▸ **Instructions for the task**:
Can you print the data exactly and leave out each image?
__________________________________________________
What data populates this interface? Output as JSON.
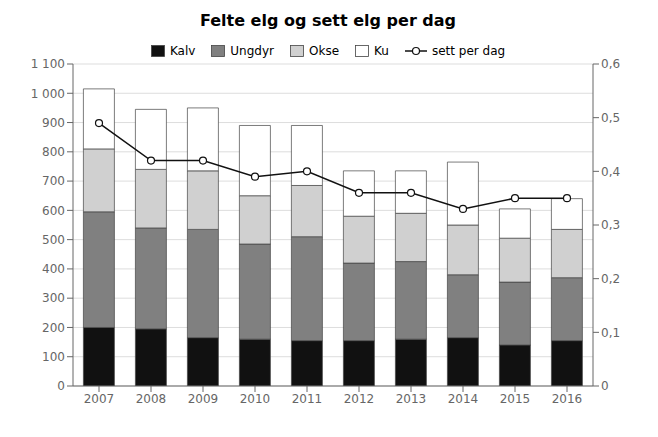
{
  "chart_data": {
    "type": "bar",
    "title": "Felte elg og sett elg per dag",
    "stacked": true,
    "grid": true,
    "legend": "top",
    "categories": [
      "2007",
      "2008",
      "2009",
      "2010",
      "2011",
      "2012",
      "2013",
      "2014",
      "2015",
      "2016"
    ],
    "series": [
      {
        "name": "Kalv",
        "color": "#111111",
        "values": [
          200,
          195,
          165,
          160,
          155,
          155,
          160,
          165,
          140,
          155
        ]
      },
      {
        "name": "Ungdyr",
        "color": "#808080",
        "values": [
          395,
          345,
          370,
          325,
          355,
          265,
          265,
          215,
          215,
          215
        ]
      },
      {
        "name": "Okse",
        "color": "#d0d0d0",
        "values": [
          215,
          200,
          200,
          165,
          175,
          160,
          165,
          170,
          150,
          165
        ]
      },
      {
        "name": "Ku",
        "color": "#ffffff",
        "values": [
          205,
          205,
          215,
          240,
          205,
          155,
          145,
          215,
          100,
          105
        ]
      },
      {
        "name": "sett per dag",
        "type": "line",
        "axis": "y2",
        "color": "#111111",
        "marker": "circle",
        "values": [
          0.49,
          0.42,
          0.42,
          0.39,
          0.4,
          0.36,
          0.36,
          0.33,
          0.35,
          0.35
        ]
      }
    ],
    "ylim": [
      0,
      1100
    ],
    "yticks": [
      0,
      100,
      200,
      300,
      400,
      500,
      600,
      700,
      800,
      900,
      {
        "value": 1000,
        "label": "1 000"
      },
      {
        "value": 1100,
        "label": "1 100"
      }
    ],
    "y2lim": [
      0,
      0.6
    ],
    "y2ticks": [
      0,
      {
        "value": 0.1,
        "label": "0,1"
      },
      {
        "value": 0.2,
        "label": "0,2"
      },
      {
        "value": 0.3,
        "label": "0,3"
      },
      {
        "value": 0.4,
        "label": "0,4"
      },
      {
        "value": 0.5,
        "label": "0,5"
      },
      {
        "value": 0.6,
        "label": "0,6"
      }
    ]
  }
}
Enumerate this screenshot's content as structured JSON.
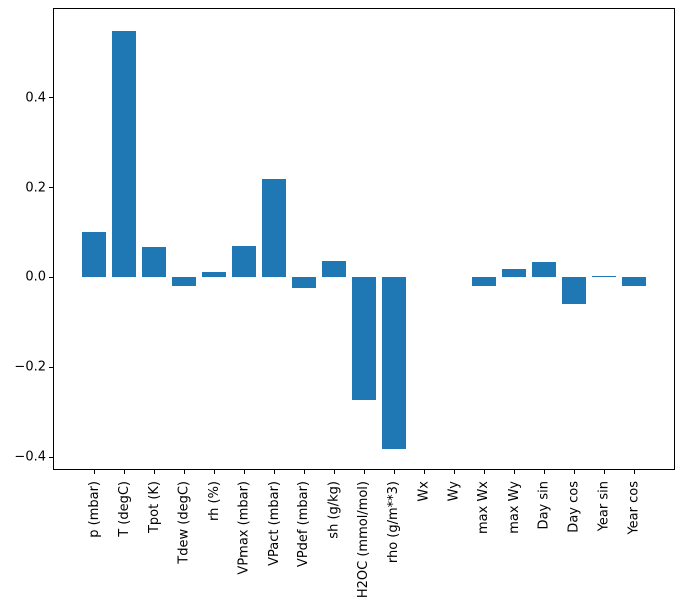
{
  "chart_data": {
    "type": "bar",
    "title": "",
    "xlabel": "",
    "ylabel": "",
    "bar_color": "#1f77b4",
    "grid": false,
    "legend": null,
    "bar_width": 0.8,
    "xlim": [
      -1.34,
      19.34
    ],
    "ylim": [
      -0.426,
      0.597
    ],
    "categories": [
      "p (mbar)",
      "T (degC)",
      "Tpot (K)",
      "Tdew (degC)",
      "rh (%)",
      "VPmax (mbar)",
      "VPact (mbar)",
      "VPdef (mbar)",
      "sh (g/kg)",
      "H2OC (mmol/mol)",
      "rho (g/m**3)",
      "Wx",
      "Wy",
      "max Wx",
      "max Wy",
      "Day sin",
      "Day cos",
      "Year sin",
      "Year cos"
    ],
    "values": [
      0.102,
      0.549,
      0.067,
      -0.019,
      0.013,
      0.069,
      0.22,
      -0.023,
      0.036,
      -0.273,
      -0.382,
      0.0,
      0.0,
      -0.02,
      0.018,
      0.035,
      -0.059,
      0.004,
      -0.018
    ],
    "yticks": [
      {
        "value": 0.4,
        "label": "0.4"
      },
      {
        "value": 0.2,
        "label": "0.2"
      },
      {
        "value": 0.0,
        "label": "0.0"
      },
      {
        "value": -0.2,
        "label": "−0.2"
      },
      {
        "value": -0.4,
        "label": "−0.4"
      }
    ]
  }
}
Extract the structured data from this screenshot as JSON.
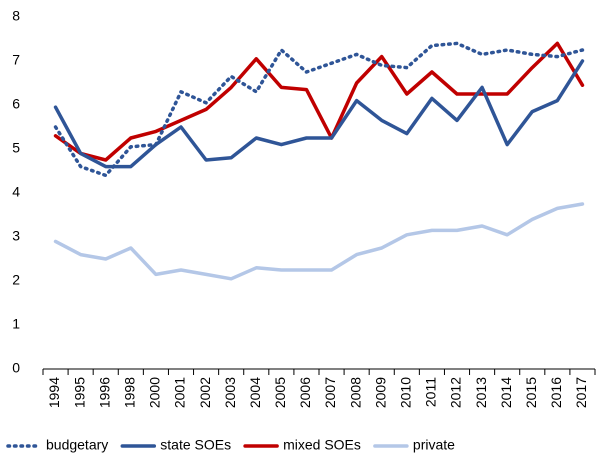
{
  "chart_data": {
    "type": "line",
    "categories": [
      "1994",
      "1995",
      "1996",
      "1998",
      "2000",
      "2001",
      "2002",
      "2003",
      "2004",
      "2005",
      "2006",
      "2007",
      "2008",
      "2009",
      "2010",
      "2011",
      "2012",
      "2013",
      "2014",
      "2015",
      "2016",
      "2017"
    ],
    "series": [
      {
        "name": "budgetary",
        "color": "#2f5597",
        "line_style": "dotted",
        "values": [
          5.5,
          4.6,
          4.4,
          5.05,
          5.1,
          6.3,
          6.05,
          6.65,
          6.3,
          7.25,
          6.75,
          6.95,
          7.15,
          6.9,
          6.85,
          7.35,
          7.4,
          7.15,
          7.25,
          7.15,
          7.1,
          7.25
        ]
      },
      {
        "name": "state SOEs",
        "color": "#2f5597",
        "line_style": "solid",
        "values": [
          5.95,
          4.9,
          4.6,
          4.6,
          5.1,
          5.5,
          4.75,
          4.8,
          5.25,
          5.1,
          5.25,
          5.25,
          6.1,
          5.65,
          5.35,
          6.15,
          5.65,
          6.4,
          5.1,
          5.85,
          6.1,
          7.0
        ]
      },
      {
        "name": "mixed SOEs",
        "color": "#c00000",
        "line_style": "solid",
        "values": [
          5.3,
          4.9,
          4.75,
          5.25,
          5.4,
          5.65,
          5.9,
          6.4,
          7.05,
          6.4,
          6.35,
          5.25,
          6.5,
          7.1,
          6.25,
          6.75,
          6.25,
          6.25,
          6.25,
          6.85,
          7.4,
          6.45
        ]
      },
      {
        "name": "private",
        "color": "#b4c7e7",
        "line_style": "solid",
        "values": [
          2.9,
          2.6,
          2.5,
          2.75,
          2.15,
          2.25,
          2.15,
          2.05,
          2.3,
          2.25,
          2.25,
          2.25,
          2.6,
          2.75,
          3.05,
          3.15,
          3.15,
          3.25,
          3.05,
          3.4,
          3.65,
          3.75
        ]
      }
    ],
    "ylim": [
      0,
      8
    ],
    "yticks": [
      0,
      1,
      2,
      3,
      4,
      5,
      6,
      7,
      8
    ],
    "grid": false,
    "legend": "bottom"
  }
}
__________________________________________________
▸ **Result for this task**:
What data populates this interface? Output as JSON.
{
  "chart_data": {
    "type": "bar",
    "title": "Felte elg og sett elg per dag",
    "stacked": true,
    "grid": true,
    "legend": "top",
    "categories": [
      "2007",
      "2008",
      "2009",
      "2010",
      "2011",
      "2012",
      "2013",
      "2014",
      "2015",
      "2016"
    ],
    "series": [
      {
        "name": "Kalv",
        "color": "#111111",
        "values": [
          200,
          195,
          165,
          160,
          155,
          155,
          160,
          165,
          140,
          155
        ]
      },
      {
        "name": "Ungdyr",
        "color": "#808080",
        "values": [
          395,
          345,
          370,
          325,
          355,
          265,
          265,
          215,
          215,
          215
        ]
      },
      {
        "name": "Okse",
        "color": "#d0d0d0",
        "values": [
          215,
          200,
          200,
          165,
          175,
          160,
          165,
          170,
          150,
          165
        ]
      },
      {
        "name": "Ku",
        "color": "#ffffff",
        "values": [
          205,
          205,
          215,
          240,
          205,
          155,
          145,
          215,
          100,
          105
        ]
      },
      {
        "name": "sett per dag",
        "type": "line",
        "axis": "y2",
        "color": "#111111",
        "marker": "circle",
        "values": [
          0.49,
          0.42,
          0.42,
          0.39,
          0.4,
          0.36,
          0.36,
          0.33,
          0.35,
          0.35
        ]
      }
    ],
    "ylim": [
      0,
      1100
    ],
    "yticks": [
      0,
      100,
      200,
      300,
      400,
      500,
      600,
      700,
      800,
      900,
      {
        "value": 1000,
        "label": "1 000"
      },
      {
        "value": 1100,
        "label": "1 100"
      }
    ],
    "y2lim": [
      0,
      0.6
    ],
    "y2ticks": [
      0,
      {
        "value": 0.1,
        "label": "0,1"
      },
      {
        "value": 0.2,
        "label": "0,2"
      },
      {
        "value": 0.3,
        "label": "0,3"
      },
      {
        "value": 0.4,
        "label": "0,4"
      },
      {
        "value": 0.5,
        "label": "0,5"
      },
      {
        "value": 0.6,
        "label": "0,6"
      }
    ]
  }
}
Enumerate this screenshot's content as structured JSON.
{
  "chart_data": {
    "type": "bar",
    "title": "",
    "xlabel": "",
    "ylabel": "",
    "bar_color": "#1f77b4",
    "grid": false,
    "legend": null,
    "bar_width": 0.8,
    "xlim": [
      -1.34,
      19.34
    ],
    "ylim": [
      -0.426,
      0.597
    ],
    "categories": [
      "p (mbar)",
      "T (degC)",
      "Tpot (K)",
      "Tdew (degC)",
      "rh (%)",
      "VPmax (mbar)",
      "VPact (mbar)",
      "VPdef (mbar)",
      "sh (g/kg)",
      "H2OC (mmol/mol)",
      "rho (g/m**3)",
      "Wx",
      "Wy",
      "max Wx",
      "max Wy",
      "Day sin",
      "Day cos",
      "Year sin",
      "Year cos"
    ],
    "values": [
      0.102,
      0.549,
      0.067,
      -0.019,
      0.013,
      0.069,
      0.22,
      -0.023,
      0.036,
      -0.273,
      -0.382,
      0.0,
      0.0,
      -0.02,
      0.018,
      0.035,
      -0.059,
      0.004,
      -0.018
    ],
    "yticks": [
      {
        "value": 0.4,
        "label": "0.4"
      },
      {
        "value": 0.2,
        "label": "0.2"
      },
      {
        "value": 0.0,
        "label": "0.0"
      },
      {
        "value": -0.2,
        "label": "−0.2"
      },
      {
        "value": -0.4,
        "label": "−0.4"
      }
    ]
  }
}
Extract the structured data from this screenshot as JSON.
{
  "chart_data": {
    "type": "line",
    "categories": [
      "1994",
      "1995",
      "1996",
      "1998",
      "2000",
      "2001",
      "2002",
      "2003",
      "2004",
      "2005",
      "2006",
      "2007",
      "2008",
      "2009",
      "2010",
      "2011",
      "2012",
      "2013",
      "2014",
      "2015",
      "2016",
      "2017"
    ],
    "series": [
      {
        "name": "budgetary",
        "color": "#2f5597",
        "line_style": "dotted",
        "values": [
          5.5,
          4.6,
          4.4,
          5.05,
          5.1,
          6.3,
          6.05,
          6.65,
          6.3,
          7.25,
          6.75,
          6.95,
          7.15,
          6.9,
          6.85,
          7.35,
          7.4,
          7.15,
          7.25,
          7.15,
          7.1,
          7.25
        ]
      },
      {
        "name": "state SOEs",
        "color": "#2f5597",
        "line_style": "solid",
        "values": [
          5.95,
          4.9,
          4.6,
          4.6,
          5.1,
          5.5,
          4.75,
          4.8,
          5.25,
          5.1,
          5.25,
          5.25,
          6.1,
          5.65,
          5.35,
          6.15,
          5.65,
          6.4,
          5.1,
          5.85,
          6.1,
          7.0
        ]
      },
      {
        "name": "mixed SOEs",
        "color": "#c00000",
        "line_style": "solid",
        "values": [
          5.3,
          4.9,
          4.75,
          5.25,
          5.4,
          5.65,
          5.9,
          6.4,
          7.05,
          6.4,
          6.35,
          5.25,
          6.5,
          7.1,
          6.25,
          6.75,
          6.25,
          6.25,
          6.25,
          6.85,
          7.4,
          6.45
        ]
      },
      {
        "name": "private",
        "color": "#b4c7e7",
        "line_style": "solid",
        "values": [
          2.9,
          2.6,
          2.5,
          2.75,
          2.15,
          2.25,
          2.15,
          2.05,
          2.3,
          2.25,
          2.25,
          2.25,
          2.6,
          2.75,
          3.05,
          3.15,
          3.15,
          3.25,
          3.05,
          3.4,
          3.65,
          3.75
        ]
      }
    ],
    "ylim": [
      0,
      8
    ],
    "yticks": [
      0,
      1,
      2,
      3,
      4,
      5,
      6,
      7,
      8
    ],
    "grid": false,
    "legend": "bottom"
  }
}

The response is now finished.